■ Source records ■
— Begin —

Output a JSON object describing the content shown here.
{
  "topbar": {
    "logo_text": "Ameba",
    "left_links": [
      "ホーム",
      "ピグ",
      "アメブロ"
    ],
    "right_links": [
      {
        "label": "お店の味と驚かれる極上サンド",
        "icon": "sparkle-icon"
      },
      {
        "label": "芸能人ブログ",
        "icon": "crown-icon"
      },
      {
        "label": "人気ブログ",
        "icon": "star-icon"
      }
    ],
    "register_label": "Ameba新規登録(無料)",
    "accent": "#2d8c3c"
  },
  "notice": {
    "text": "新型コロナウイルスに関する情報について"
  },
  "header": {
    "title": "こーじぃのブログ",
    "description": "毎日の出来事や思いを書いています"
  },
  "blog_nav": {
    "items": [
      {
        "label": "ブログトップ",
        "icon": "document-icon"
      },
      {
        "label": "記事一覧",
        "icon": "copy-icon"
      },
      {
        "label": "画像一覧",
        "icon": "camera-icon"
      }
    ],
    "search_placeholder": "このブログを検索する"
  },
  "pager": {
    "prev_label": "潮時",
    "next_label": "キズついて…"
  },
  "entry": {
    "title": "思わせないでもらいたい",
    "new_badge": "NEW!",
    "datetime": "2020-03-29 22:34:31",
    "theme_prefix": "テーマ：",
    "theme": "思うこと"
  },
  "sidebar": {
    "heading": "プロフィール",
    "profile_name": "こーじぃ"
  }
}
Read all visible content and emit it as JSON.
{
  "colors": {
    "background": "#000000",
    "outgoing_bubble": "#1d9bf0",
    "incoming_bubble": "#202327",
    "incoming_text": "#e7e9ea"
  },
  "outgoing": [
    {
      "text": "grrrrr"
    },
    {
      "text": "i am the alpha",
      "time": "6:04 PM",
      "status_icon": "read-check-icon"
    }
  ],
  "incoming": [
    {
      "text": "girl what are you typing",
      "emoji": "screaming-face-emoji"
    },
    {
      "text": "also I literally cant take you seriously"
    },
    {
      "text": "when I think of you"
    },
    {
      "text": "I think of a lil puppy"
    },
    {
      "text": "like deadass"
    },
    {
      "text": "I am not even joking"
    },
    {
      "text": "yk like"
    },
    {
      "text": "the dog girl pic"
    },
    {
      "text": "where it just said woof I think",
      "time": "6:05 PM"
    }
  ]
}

— End —

■ WRITTEN EXERCISE ■
All lines that include "girl" are to be gathered and copied.

■ REPLY TO THE EXERCISE ■
      "text": "girl what are you typing",
      "text": "the dog girl pic"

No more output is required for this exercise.